### Work to do
Look through the data below and work out how many lines contain the string "Информатика". Give the number alone.

### Recorded information
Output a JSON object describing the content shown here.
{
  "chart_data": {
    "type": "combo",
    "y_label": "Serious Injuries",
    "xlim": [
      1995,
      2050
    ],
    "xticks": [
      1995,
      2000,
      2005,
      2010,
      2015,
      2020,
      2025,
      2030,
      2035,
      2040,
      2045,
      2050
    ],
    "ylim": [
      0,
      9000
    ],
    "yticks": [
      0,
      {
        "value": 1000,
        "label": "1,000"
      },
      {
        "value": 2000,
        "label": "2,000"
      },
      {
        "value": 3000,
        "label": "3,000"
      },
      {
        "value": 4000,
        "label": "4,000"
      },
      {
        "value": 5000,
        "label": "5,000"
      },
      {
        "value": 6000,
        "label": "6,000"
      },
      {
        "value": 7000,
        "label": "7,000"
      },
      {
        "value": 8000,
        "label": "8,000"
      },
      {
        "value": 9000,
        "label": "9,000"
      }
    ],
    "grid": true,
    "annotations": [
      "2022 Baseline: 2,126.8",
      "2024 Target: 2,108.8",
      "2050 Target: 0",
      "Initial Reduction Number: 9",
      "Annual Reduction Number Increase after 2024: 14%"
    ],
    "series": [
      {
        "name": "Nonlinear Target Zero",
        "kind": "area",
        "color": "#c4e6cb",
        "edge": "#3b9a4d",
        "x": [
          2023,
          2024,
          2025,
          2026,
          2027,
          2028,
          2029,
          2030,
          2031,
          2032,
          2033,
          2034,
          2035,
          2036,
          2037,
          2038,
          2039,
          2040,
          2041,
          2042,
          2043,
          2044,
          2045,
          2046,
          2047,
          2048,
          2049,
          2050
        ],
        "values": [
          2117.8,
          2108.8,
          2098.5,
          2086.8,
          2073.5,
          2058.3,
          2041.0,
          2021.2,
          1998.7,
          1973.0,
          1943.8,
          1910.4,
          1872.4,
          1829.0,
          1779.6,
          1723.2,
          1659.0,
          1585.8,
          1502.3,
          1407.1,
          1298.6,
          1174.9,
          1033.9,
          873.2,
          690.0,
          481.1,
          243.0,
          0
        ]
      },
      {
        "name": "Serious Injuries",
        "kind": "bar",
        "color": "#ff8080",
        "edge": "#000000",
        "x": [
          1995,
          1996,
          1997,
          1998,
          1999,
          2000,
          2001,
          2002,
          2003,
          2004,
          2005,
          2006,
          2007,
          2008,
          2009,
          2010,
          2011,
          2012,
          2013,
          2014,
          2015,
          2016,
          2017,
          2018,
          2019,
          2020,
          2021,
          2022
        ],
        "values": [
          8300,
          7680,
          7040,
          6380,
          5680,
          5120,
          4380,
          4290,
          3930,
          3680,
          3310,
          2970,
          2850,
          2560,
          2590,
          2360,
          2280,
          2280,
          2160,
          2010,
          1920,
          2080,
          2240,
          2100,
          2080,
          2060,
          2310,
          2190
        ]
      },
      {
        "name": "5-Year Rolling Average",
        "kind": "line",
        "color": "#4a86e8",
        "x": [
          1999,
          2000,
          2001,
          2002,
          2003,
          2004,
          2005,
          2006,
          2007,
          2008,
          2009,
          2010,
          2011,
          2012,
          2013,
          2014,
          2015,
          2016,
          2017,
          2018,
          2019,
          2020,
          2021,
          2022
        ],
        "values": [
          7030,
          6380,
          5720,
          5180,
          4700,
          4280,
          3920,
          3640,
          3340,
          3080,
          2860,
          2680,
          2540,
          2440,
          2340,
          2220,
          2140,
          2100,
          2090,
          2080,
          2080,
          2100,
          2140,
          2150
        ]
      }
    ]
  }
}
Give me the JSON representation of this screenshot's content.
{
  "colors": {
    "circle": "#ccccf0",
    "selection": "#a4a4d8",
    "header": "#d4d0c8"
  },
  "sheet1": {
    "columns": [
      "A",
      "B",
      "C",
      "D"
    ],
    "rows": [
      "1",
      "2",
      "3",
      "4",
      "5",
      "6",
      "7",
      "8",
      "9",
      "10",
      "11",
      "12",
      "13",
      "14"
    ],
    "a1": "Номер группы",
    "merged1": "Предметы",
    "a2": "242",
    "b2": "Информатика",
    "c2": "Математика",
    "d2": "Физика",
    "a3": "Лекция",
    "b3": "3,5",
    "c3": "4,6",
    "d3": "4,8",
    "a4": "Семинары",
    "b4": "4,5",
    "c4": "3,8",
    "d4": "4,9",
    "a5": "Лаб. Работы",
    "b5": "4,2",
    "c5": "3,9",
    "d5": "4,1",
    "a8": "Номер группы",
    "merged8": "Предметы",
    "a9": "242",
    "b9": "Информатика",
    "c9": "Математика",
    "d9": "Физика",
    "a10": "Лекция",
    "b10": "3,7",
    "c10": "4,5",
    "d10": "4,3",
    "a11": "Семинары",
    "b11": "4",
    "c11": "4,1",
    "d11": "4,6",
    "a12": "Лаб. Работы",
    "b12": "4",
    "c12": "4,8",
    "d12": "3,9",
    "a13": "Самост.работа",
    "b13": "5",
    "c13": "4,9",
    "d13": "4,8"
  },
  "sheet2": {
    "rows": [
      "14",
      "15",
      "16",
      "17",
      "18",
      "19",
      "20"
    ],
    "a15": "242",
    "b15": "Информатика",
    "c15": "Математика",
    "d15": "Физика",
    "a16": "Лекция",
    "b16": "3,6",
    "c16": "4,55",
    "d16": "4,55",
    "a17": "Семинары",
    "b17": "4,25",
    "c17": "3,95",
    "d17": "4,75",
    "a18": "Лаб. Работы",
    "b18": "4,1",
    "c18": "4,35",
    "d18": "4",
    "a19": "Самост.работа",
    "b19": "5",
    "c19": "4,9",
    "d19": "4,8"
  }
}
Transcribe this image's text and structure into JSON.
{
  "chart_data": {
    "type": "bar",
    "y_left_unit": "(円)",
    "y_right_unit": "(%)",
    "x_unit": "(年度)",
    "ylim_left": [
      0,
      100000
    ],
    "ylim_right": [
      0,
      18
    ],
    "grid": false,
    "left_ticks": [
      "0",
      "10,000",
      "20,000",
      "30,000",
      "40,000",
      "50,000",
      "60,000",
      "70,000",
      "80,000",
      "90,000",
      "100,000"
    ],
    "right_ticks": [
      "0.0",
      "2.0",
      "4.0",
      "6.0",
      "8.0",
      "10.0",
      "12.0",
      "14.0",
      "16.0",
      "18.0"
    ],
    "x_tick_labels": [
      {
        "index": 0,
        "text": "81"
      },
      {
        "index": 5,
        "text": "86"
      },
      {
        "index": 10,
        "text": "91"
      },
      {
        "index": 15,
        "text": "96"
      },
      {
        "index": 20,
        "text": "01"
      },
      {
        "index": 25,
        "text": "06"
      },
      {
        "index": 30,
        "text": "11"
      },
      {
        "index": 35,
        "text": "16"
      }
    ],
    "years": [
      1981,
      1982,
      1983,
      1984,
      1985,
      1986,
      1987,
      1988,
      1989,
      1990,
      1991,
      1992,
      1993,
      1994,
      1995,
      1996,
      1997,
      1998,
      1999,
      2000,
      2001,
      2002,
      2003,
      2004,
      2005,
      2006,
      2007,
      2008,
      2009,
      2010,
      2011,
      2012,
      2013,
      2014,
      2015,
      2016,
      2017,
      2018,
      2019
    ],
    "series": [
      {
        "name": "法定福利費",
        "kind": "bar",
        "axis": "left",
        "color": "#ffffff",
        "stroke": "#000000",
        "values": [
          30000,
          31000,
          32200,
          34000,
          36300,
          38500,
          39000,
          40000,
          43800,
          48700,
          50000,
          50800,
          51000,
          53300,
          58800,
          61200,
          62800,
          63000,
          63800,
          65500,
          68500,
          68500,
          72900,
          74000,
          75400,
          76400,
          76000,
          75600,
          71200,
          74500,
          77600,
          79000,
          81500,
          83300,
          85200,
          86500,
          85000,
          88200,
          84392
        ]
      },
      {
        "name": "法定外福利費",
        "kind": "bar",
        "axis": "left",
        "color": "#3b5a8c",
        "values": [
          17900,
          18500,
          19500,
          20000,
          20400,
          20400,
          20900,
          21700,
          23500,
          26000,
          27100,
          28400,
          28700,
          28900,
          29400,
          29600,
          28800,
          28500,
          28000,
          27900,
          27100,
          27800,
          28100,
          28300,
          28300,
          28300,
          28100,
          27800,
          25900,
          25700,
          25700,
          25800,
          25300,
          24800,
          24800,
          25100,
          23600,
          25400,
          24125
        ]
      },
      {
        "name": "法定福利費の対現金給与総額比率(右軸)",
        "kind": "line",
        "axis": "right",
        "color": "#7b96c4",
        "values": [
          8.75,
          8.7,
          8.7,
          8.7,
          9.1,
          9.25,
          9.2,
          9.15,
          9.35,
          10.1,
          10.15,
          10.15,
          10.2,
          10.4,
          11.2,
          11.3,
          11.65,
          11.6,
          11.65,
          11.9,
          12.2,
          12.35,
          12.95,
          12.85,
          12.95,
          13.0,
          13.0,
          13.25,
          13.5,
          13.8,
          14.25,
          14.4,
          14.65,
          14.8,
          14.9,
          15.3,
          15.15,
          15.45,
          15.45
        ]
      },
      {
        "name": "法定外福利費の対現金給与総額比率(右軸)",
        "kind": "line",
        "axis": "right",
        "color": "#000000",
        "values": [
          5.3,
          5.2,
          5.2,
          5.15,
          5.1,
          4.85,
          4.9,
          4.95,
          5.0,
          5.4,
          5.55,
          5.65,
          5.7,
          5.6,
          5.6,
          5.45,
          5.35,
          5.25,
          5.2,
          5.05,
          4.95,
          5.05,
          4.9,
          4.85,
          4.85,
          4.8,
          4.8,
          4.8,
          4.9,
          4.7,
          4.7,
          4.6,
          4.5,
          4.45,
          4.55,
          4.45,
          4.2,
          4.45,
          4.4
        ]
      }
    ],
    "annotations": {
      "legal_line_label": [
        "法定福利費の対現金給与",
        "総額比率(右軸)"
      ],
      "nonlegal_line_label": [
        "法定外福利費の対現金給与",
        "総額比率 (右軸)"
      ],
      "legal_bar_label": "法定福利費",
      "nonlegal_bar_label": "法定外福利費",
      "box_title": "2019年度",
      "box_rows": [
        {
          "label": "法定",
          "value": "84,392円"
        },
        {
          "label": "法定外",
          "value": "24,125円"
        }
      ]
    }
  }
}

### Reply
3